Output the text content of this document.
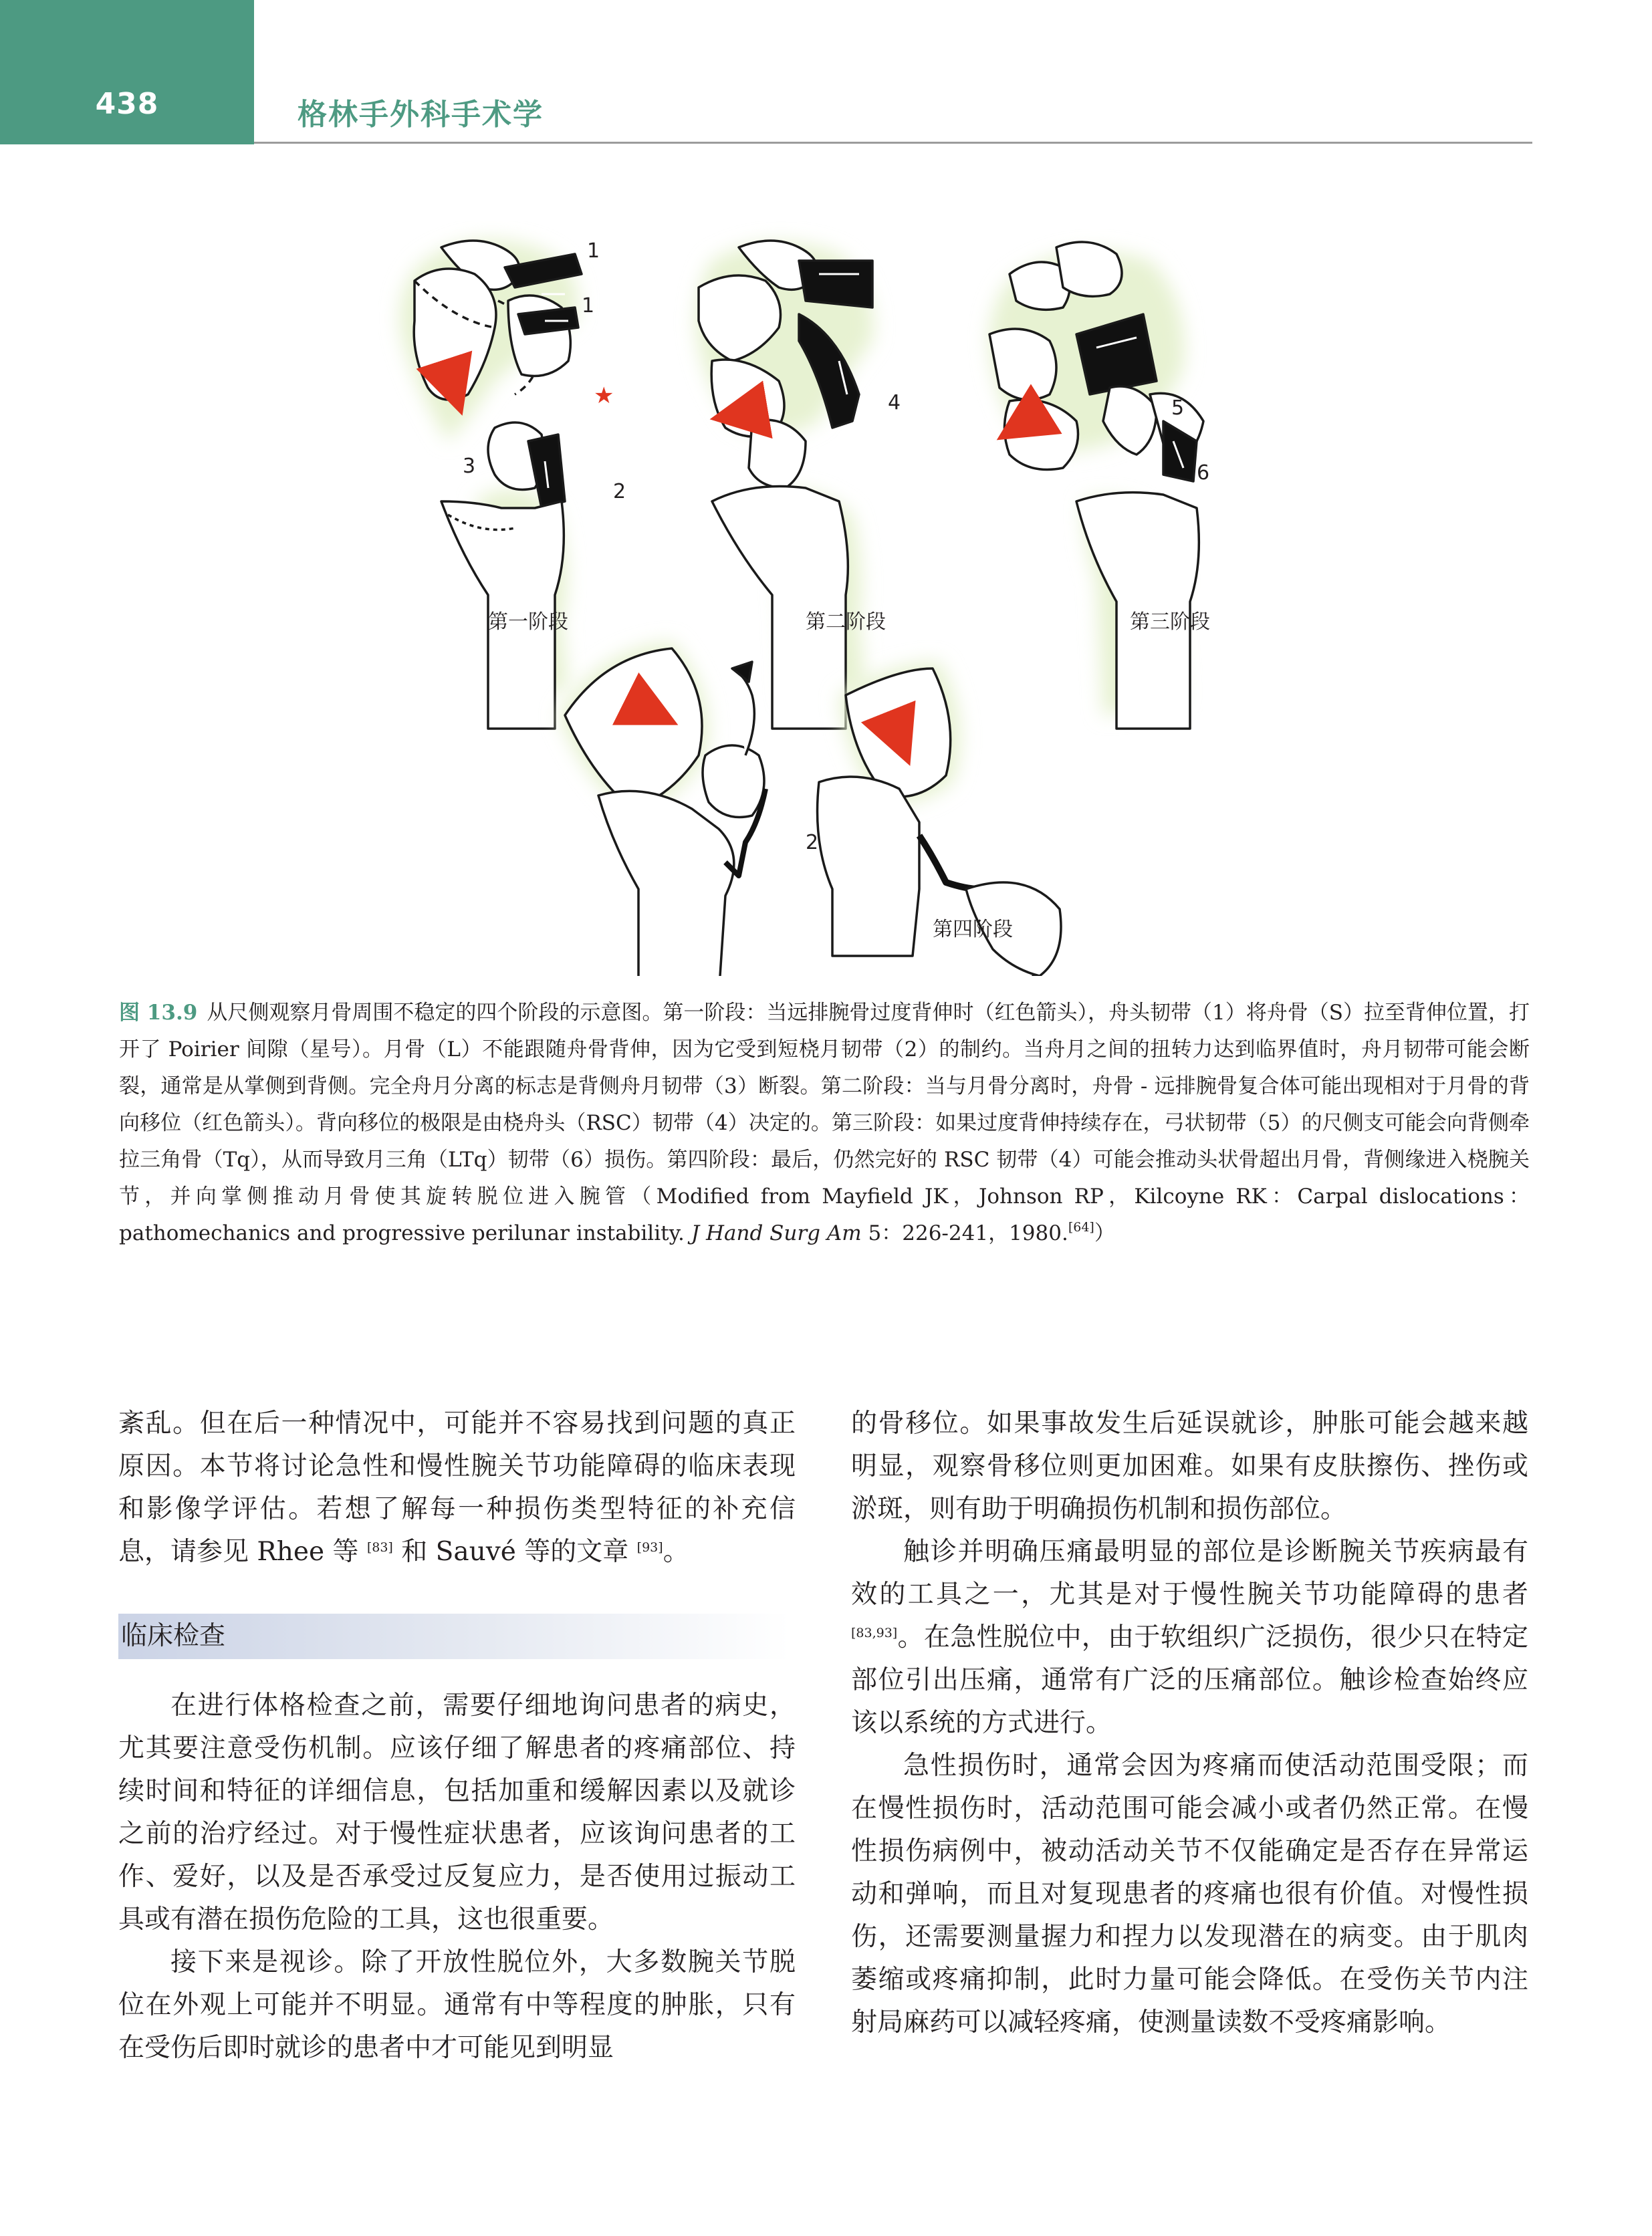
438	格林手外科手术学
第一阶段	第二阶段	第三阶段
第四阶段
1
1
2
3
4	5
6
2
★
图 13.9 从尺侧观察月骨周围不稳定的四个阶段的示意图。第一阶段：当远排腕骨过度背伸时（红色箭头），舟头韧带（1）将舟骨（S）拉至背伸位置，打开了 Poirier 间隙（星号）。月骨（L）不能跟随舟骨背伸，因为它受到短桡月韧带（2）的制约。当舟月之间的扭转力达到临界值时，舟月韧带可能会断裂，通常是从掌侧到背侧。完全舟月分离的标志是背侧舟月韧带（3）断裂。第二阶段：当与月骨分离时，舟骨 - 远排腕骨复合体可能出现相对于月骨的背向移位（红色箭头）。背向移位的极限是由桡舟头（RSC）韧带（4）决定的。第三阶段：如果过度背伸持续存在，弓状韧带（5）的尺侧支可能会向背侧牵拉三角骨（Tq），从而导致月三角（LTq）韧带（6）损伤。第四阶段：最后，仍然完好的 RSC 韧带（4）可能会推动头状骨超出月骨，背侧缘进入桡腕关节，并向掌侧推动月骨使其旋转脱位进入腕管（Modified from Mayfield JK，Johnson RP，Kilcoyne RK：Carpal dislocations：pathomechanics and progressive perilunar instability. J Hand Surg Am 5：226-241，1980.[64]）

紊乱。但在后一种情况中，可能并不容易找到问题的真正原因。本节将讨论急性和慢性腕关节功能障碍的临床表现和影像学评估。若想了解每一种损伤类型特征的补充信息，请参见 Rhee 等 [83] 和 Sauvé 等的文章 [93]。

临床检查

在进行体格检查之前，需要仔细地询问患者的病史，尤其要注意受伤机制。应该仔细了解患者的疼痛部位、持续时间和特征的详细信息，包括加重和缓解因素以及就诊之前的治疗经过。对于慢性症状患者，应该询问患者的工作、爱好，以及是否承受过反复应力，是否使用过振动工具或有潜在损伤危险的工具，这也很重要。

接下来是视诊。除了开放性脱位外，大多数腕关节脱位在外观上可能并不明显。通常有中等程度的肿胀，只有在受伤后即时就诊的患者中才可能见到明显

的骨移位。如果事故发生后延误就诊，肿胀可能会越来越明显，观察骨移位则更加困难。如果有皮肤擦伤、挫伤或淤斑，则有助于明确损伤机制和损伤部位。

触诊并明确压痛最明显的部位是诊断腕关节疾病最有效的工具之一，尤其是对于慢性腕关节功能障碍的患者 [83,93]。在急性脱位中，由于软组织广泛损伤，很少只在特定部位引出压痛，通常有广泛的压痛部位。触诊检查始终应该以系统的方式进行。

急性损伤时，通常会因为疼痛而使活动范围受限；而在慢性损伤时，活动范围可能会减小或者仍然正常。在慢性损伤病例中，被动活动关节不仅能确定是否存在异常运动和弹响，而且对复现患者的疼痛也很有价值。对慢性损伤，还需要测量握力和捏力以发现潜在的病变。由于肌肉萎缩或疼痛抑制，此时力量可能会降低。在受伤关节内注射局麻药可以减轻疼痛，使测量读数不受疼痛影响。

#####

# Given task
Write every entry out again exactly, dropping the pictures.

# Final result
Output the text content of this document.
438	格林手外科手术学
第一阶段	第二阶段	第三阶段
第四阶段
1
1
2
3
4	5
6
2
★
图 13.9 从尺侧观察月骨周围不稳定的四个阶段的示意图。第一阶段：当远排腕骨过度背伸时（红色箭头），舟头韧带（1）将舟骨（S）拉至背伸位置，打开了 Poirier 间隙（星号）。月骨（L）不能跟随舟骨背伸，因为它受到短桡月韧带（2）的制约。当舟月之间的扭转力达到临界值时，舟月韧带可能会断裂，通常是从掌侧到背侧。完全舟月分离的标志是背侧舟月韧带（3）断裂。第二阶段：当与月骨分离时，舟骨 - 远排腕骨复合体可能出现相对于月骨的背向移位（红色箭头）。背向移位的极限是由桡舟头（RSC）韧带（4）决定的。第三阶段：如果过度背伸持续存在，弓状韧带（5）的尺侧支可能会向背侧牵拉三角骨（Tq），从而导致月三角（LTq）韧带（6）损伤。第四阶段：最后，仍然完好的 RSC 韧带（4）可能会推动头状骨超出月骨，背侧缘进入桡腕关节，并向掌侧推动月骨使其旋转脱位进入腕管（Modified from Mayfield JK，Johnson RP，Kilcoyne RK：Carpal dislocations：pathomechanics and progressive perilunar instability. J Hand Surg Am 5：226-241，1980.[64]）

紊乱。但在后一种情况中，可能并不容易找到问题的真正原因。本节将讨论急性和慢性腕关节功能障碍的临床表现和影像学评估。若想了解每一种损伤类型特征的补充信息，请参见 Rhee 等 [83] 和 Sauvé 等的文章 [93]。

临床检查

在进行体格检查之前，需要仔细地询问患者的病史，尤其要注意受伤机制。应该仔细了解患者的疼痛部位、持续时间和特征的详细信息，包括加重和缓解因素以及就诊之前的治疗经过。对于慢性症状患者，应该询问患者的工作、爱好，以及是否承受过反复应力，是否使用过振动工具或有潜在损伤危险的工具，这也很重要。

接下来是视诊。除了开放性脱位外，大多数腕关节脱位在外观上可能并不明显。通常有中等程度的肿胀，只有在受伤后即时就诊的患者中才可能见到明显

的骨移位。如果事故发生后延误就诊，肿胀可能会越来越明显，观察骨移位则更加困难。如果有皮肤擦伤、挫伤或淤斑，则有助于明确损伤机制和损伤部位。

触诊并明确压痛最明显的部位是诊断腕关节疾病最有效的工具之一，尤其是对于慢性腕关节功能障碍的患者 [83,93]。在急性脱位中，由于软组织广泛损伤，很少只在特定部位引出压痛，通常有广泛的压痛部位。触诊检查始终应该以系统的方式进行。

急性损伤时，通常会因为疼痛而使活动范围受限；而在慢性损伤时，活动范围可能会减小或者仍然正常。在慢性损伤病例中，被动活动关节不仅能确定是否存在异常运动和弹响，而且对复现患者的疼痛也很有价值。对慢性损伤，还需要测量握力和捏力以发现潜在的病变。由于肌肉萎缩或疼痛抑制，此时力量可能会降低。在受伤关节内注射局麻药可以减轻疼痛，使测量读数不受疼痛影响。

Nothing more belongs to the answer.